→ Work required:
State how many lines contain "областей", and write nothing except that count.

→ Listing:
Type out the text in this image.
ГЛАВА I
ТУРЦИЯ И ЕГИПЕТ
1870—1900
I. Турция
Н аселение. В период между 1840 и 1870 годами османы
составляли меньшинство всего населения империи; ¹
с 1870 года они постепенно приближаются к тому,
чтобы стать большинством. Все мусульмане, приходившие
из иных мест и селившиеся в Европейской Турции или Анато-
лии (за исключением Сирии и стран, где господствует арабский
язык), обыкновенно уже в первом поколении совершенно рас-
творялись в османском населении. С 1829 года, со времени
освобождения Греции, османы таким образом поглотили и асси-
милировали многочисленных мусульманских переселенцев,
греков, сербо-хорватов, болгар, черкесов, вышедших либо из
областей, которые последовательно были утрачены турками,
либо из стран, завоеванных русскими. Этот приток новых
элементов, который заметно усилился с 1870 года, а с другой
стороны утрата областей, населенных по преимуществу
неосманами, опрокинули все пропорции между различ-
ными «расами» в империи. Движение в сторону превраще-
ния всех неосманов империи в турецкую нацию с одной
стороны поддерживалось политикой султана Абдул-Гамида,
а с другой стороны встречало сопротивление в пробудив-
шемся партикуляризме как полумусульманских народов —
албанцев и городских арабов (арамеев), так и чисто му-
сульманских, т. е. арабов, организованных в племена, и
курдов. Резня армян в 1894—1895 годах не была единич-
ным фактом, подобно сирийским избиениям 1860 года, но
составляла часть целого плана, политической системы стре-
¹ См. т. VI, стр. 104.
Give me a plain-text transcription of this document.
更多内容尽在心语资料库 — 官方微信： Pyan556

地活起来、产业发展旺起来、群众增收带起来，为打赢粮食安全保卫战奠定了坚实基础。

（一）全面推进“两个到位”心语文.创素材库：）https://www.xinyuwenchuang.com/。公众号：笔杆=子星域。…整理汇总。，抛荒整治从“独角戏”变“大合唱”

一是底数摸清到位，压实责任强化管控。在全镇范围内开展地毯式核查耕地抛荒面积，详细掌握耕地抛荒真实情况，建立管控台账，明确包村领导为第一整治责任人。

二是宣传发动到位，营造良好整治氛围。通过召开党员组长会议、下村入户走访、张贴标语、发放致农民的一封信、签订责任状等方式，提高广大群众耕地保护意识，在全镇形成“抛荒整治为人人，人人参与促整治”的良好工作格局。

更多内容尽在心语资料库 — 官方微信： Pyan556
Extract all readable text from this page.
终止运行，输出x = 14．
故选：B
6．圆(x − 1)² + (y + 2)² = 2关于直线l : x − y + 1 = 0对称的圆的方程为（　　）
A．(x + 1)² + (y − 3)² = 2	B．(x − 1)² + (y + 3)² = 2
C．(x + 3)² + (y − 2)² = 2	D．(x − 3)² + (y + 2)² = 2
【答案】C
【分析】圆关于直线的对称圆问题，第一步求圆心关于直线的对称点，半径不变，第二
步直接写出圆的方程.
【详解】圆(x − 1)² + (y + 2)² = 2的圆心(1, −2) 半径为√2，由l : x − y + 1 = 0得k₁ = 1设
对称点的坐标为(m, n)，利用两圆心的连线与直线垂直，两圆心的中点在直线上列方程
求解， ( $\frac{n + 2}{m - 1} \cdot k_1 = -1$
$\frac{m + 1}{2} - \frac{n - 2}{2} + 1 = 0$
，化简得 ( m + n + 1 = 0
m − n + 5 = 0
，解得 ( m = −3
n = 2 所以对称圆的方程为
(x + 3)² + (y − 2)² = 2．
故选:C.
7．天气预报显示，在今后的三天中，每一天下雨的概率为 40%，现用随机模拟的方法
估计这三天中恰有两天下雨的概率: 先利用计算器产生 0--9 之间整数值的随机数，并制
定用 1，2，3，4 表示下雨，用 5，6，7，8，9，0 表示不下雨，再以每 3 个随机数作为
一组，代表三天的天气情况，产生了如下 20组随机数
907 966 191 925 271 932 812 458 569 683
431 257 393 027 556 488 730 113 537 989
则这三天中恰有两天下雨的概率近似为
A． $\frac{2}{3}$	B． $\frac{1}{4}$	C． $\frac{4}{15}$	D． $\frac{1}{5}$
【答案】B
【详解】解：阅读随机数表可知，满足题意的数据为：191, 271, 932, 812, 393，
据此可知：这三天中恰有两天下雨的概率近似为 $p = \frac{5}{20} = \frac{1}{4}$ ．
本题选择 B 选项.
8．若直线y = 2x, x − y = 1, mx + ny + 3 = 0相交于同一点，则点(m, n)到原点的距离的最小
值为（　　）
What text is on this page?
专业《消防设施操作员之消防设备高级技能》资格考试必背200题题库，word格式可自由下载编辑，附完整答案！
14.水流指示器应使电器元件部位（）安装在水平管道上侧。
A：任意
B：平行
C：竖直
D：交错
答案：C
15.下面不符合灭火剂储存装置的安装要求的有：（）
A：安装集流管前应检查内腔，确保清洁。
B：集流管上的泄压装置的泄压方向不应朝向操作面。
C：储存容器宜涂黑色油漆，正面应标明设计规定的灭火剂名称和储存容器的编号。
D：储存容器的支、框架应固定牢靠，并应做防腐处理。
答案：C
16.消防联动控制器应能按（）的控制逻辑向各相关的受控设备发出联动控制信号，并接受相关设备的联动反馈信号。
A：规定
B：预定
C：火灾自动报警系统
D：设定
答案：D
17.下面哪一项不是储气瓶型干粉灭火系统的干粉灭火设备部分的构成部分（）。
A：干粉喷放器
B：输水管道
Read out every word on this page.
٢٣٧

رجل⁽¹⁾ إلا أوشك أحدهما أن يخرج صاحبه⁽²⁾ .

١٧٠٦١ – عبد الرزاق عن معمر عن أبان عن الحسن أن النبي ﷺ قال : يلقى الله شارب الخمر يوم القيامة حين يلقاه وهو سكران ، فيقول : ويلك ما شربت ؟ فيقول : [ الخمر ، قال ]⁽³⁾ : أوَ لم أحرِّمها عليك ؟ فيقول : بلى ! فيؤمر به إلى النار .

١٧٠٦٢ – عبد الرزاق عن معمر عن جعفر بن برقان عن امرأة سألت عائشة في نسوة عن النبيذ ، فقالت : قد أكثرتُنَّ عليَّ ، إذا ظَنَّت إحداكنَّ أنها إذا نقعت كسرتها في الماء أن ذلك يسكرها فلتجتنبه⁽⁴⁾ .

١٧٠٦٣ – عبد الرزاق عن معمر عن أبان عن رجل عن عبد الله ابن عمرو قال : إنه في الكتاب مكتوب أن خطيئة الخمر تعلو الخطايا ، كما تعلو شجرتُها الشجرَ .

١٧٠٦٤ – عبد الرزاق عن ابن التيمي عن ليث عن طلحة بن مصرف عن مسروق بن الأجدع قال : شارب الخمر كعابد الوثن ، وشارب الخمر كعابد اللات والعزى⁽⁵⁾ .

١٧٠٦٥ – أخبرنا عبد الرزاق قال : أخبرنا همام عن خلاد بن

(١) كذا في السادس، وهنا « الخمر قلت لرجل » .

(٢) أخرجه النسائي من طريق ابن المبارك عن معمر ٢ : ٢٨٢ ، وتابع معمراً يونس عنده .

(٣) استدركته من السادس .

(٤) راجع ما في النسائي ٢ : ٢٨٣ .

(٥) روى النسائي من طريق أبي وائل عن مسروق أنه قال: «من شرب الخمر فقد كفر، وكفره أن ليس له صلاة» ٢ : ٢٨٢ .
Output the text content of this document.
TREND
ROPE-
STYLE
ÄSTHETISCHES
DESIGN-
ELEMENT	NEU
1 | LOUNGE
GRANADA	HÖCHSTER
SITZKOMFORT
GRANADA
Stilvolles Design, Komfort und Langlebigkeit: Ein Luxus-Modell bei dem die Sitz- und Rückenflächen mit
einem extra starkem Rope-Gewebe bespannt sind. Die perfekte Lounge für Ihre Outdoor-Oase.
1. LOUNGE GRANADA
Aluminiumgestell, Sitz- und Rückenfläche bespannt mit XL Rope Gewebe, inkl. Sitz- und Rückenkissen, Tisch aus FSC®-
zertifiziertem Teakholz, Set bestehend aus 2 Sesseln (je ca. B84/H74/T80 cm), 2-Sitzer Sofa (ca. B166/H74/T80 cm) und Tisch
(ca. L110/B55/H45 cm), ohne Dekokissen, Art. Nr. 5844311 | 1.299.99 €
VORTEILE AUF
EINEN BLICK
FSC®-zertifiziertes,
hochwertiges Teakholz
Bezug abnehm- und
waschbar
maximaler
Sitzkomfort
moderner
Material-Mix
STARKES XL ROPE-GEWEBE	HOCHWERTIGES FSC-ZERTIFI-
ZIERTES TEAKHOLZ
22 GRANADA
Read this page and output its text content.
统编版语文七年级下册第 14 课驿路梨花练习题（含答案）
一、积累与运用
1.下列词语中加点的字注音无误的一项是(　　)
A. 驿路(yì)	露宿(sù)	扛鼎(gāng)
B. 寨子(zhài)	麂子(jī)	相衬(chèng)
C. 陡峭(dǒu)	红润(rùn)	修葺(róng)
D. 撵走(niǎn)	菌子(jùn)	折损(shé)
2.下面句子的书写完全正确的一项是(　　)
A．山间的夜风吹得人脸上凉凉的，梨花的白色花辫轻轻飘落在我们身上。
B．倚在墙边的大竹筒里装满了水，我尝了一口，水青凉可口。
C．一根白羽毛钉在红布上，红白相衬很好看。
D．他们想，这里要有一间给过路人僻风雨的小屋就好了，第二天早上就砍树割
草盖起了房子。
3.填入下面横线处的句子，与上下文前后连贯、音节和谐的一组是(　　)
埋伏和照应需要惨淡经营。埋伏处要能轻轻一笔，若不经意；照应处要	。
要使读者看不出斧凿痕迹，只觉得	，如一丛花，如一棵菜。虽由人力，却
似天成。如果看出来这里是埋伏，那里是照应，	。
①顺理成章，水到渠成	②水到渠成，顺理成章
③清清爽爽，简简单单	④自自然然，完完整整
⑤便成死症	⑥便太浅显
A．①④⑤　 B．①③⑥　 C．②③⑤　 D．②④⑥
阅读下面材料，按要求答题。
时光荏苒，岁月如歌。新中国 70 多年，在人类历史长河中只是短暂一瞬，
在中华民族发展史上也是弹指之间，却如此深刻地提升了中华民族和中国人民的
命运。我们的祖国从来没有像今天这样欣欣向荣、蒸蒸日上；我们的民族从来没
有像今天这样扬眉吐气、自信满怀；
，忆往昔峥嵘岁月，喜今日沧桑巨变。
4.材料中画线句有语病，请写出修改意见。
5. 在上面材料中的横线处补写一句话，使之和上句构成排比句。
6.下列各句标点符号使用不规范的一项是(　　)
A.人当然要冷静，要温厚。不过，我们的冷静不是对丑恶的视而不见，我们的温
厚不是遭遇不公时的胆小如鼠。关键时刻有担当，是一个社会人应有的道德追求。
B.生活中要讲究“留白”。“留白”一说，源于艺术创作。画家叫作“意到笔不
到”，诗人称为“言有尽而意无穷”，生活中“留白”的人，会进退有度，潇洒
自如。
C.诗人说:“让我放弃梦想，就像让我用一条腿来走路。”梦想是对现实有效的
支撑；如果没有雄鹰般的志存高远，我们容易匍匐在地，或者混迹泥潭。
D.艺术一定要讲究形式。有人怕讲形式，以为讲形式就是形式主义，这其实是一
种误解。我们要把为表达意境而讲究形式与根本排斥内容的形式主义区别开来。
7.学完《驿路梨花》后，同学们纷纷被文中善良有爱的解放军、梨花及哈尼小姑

→ Solved exercise:
2